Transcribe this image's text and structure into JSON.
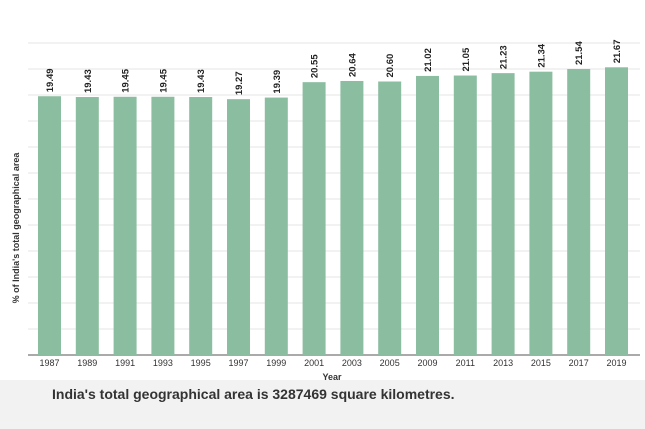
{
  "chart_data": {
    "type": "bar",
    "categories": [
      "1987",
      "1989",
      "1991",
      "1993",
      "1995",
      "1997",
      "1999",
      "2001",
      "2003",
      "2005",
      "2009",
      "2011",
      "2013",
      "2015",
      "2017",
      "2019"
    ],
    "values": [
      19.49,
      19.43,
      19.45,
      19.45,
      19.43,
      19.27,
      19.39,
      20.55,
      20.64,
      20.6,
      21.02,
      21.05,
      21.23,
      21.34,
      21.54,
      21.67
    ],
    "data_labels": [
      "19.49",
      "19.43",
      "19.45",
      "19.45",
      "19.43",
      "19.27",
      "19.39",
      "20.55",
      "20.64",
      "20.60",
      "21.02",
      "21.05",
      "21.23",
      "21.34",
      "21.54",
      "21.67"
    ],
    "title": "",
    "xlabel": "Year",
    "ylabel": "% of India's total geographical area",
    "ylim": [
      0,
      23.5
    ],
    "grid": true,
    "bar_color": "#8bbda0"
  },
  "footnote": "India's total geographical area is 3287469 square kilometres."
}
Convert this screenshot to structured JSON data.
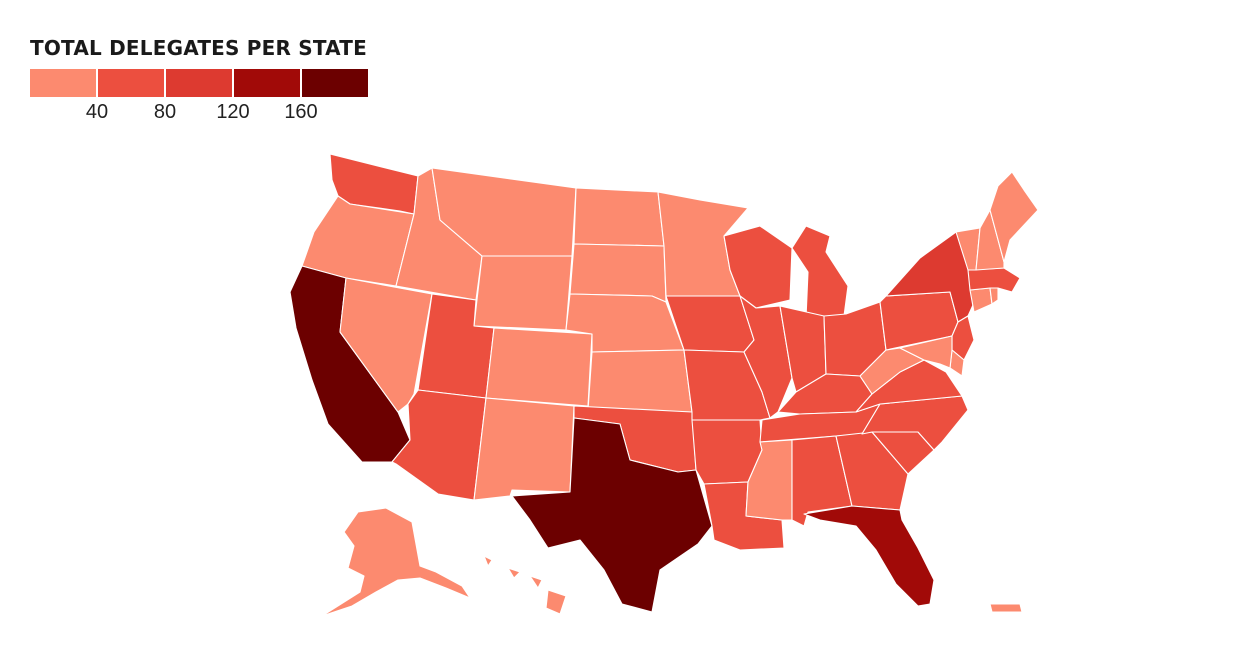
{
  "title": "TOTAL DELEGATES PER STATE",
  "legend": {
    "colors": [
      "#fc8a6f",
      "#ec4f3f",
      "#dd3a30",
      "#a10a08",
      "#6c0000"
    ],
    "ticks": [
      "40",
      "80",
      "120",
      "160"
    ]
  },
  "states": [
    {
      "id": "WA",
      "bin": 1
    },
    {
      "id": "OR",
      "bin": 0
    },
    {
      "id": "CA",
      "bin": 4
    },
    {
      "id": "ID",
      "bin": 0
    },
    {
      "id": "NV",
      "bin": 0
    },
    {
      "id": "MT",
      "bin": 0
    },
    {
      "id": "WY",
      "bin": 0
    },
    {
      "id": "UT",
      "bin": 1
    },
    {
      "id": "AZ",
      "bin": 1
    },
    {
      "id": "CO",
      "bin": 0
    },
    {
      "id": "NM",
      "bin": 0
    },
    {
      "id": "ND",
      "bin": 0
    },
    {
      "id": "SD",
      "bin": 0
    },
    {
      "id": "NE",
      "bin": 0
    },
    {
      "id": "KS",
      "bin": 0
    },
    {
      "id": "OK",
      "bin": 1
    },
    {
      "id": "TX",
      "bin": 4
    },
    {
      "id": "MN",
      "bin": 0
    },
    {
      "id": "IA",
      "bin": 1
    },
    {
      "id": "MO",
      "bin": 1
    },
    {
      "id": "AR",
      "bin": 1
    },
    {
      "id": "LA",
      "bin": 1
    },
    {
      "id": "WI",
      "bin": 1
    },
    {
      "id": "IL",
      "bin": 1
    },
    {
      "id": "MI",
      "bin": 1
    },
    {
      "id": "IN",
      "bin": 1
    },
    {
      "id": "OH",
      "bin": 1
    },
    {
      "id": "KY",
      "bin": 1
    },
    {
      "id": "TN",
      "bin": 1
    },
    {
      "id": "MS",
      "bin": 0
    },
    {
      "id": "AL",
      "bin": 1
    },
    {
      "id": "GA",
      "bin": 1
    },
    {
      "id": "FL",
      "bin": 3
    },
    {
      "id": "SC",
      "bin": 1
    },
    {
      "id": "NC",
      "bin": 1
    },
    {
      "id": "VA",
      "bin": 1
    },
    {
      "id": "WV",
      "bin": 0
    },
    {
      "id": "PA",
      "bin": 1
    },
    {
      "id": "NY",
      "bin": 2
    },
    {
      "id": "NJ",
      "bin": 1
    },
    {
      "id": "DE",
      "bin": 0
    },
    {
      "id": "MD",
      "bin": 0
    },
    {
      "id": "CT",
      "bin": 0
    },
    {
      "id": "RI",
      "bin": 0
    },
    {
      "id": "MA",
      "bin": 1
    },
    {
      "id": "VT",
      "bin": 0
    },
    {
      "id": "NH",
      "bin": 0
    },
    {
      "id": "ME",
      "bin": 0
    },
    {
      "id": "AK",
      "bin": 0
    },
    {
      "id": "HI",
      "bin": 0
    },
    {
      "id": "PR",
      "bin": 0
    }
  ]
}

════════════════

■ STATED TASK
Repeat each entry exactly. Pictures do not belong in the copy.

■ REPLY TO THE TASK
Transcribe this image's text and structure into JSON.
{
  "chart_data": {
    "type": "bar",
    "categories": [
      "1987",
      "1989",
      "1991",
      "1993",
      "1995",
      "1997",
      "1999",
      "2001",
      "2003",
      "2005",
      "2009",
      "2011",
      "2013",
      "2015",
      "2017",
      "2019"
    ],
    "values": [
      19.49,
      19.43,
      19.45,
      19.45,
      19.43,
      19.27,
      19.39,
      20.55,
      20.64,
      20.6,
      21.02,
      21.05,
      21.23,
      21.34,
      21.54,
      21.67
    ],
    "data_labels": [
      "19.49",
      "19.43",
      "19.45",
      "19.45",
      "19.43",
      "19.27",
      "19.39",
      "20.55",
      "20.64",
      "20.60",
      "21.02",
      "21.05",
      "21.23",
      "21.34",
      "21.54",
      "21.67"
    ],
    "title": "",
    "xlabel": "Year",
    "ylabel": "% of India's total geographical area",
    "ylim": [
      0,
      23.5
    ],
    "grid": true,
    "bar_color": "#8bbda0"
  },
  "footnote": "India's total geographical area is 3287469 square kilometres."
}
Convert this screenshot to structured JSON data.
{
  "title": "TOTAL DELEGATES PER STATE",
  "legend": {
    "colors": [
      "#fc8a6f",
      "#ec4f3f",
      "#dd3a30",
      "#a10a08",
      "#6c0000"
    ],
    "ticks": [
      "40",
      "80",
      "120",
      "160"
    ]
  },
  "states": [
    {
      "id": "WA",
      "bin": 1
    },
    {
      "id": "OR",
      "bin": 0
    },
    {
      "id": "CA",
      "bin": 4
    },
    {
      "id": "ID",
      "bin": 0
    },
    {
      "id": "NV",
      "bin": 0
    },
    {
      "id": "MT",
      "bin": 0
    },
    {
      "id": "WY",
      "bin": 0
    },
    {
      "id": "UT",
      "bin": 1
    },
    {
      "id": "AZ",
      "bin": 1
    },
    {
      "id": "CO",
      "bin": 0
    },
    {
      "id": "NM",
      "bin": 0
    },
    {
      "id": "ND",
      "bin": 0
    },
    {
      "id": "SD",
      "bin": 0
    },
    {
      "id": "NE",
      "bin": 0
    },
    {
      "id": "KS",
      "bin": 0
    },
    {
      "id": "OK",
      "bin": 1
    },
    {
      "id": "TX",
      "bin": 4
    },
    {
      "id": "MN",
      "bin": 0
    },
    {
      "id": "IA",
      "bin": 1
    },
    {
      "id": "MO",
      "bin": 1
    },
    {
      "id": "AR",
      "bin": 1
    },
    {
      "id": "LA",
      "bin": 1
    },
    {
      "id": "WI",
      "bin": 1
    },
    {
      "id": "IL",
      "bin": 1
    },
    {
      "id": "MI",
      "bin": 1
    },
    {
      "id": "IN",
      "bin": 1
    },
    {
      "id": "OH",
      "bin": 1
    },
    {
      "id": "KY",
      "bin": 1
    },
    {
      "id": "TN",
      "bin": 1
    },
    {
      "id": "MS",
      "bin": 0
    },
    {
      "id": "AL",
      "bin": 1
    },
    {
      "id": "GA",
      "bin": 1
    },
    {
      "id": "FL",
      "bin": 3
    },
    {
      "id": "SC",
      "bin": 1
    },
    {
      "id": "NC",
      "bin": 1
    },
    {
      "id": "VA",
      "bin": 1
    },
    {
      "id": "WV",
      "bin": 0
    },
    {
      "id": "PA",
      "bin": 1
    },
    {
      "id": "NY",
      "bin": 2
    },
    {
      "id": "NJ",
      "bin": 1
    },
    {
      "id": "DE",
      "bin": 0
    },
    {
      "id": "MD",
      "bin": 0
    },
    {
      "id": "CT",
      "bin": 0
    },
    {
      "id": "RI",
      "bin": 0
    },
    {
      "id": "MA",
      "bin": 1
    },
    {
      "id": "VT",
      "bin": 0
    },
    {
      "id": "NH",
      "bin": 0
    },
    {
      "id": "ME",
      "bin": 0
    },
    {
      "id": "AK",
      "bin": 0
    },
    {
      "id": "HI",
      "bin": 0
    },
    {
      "id": "PR",
      "bin": 0
    }
  ]
}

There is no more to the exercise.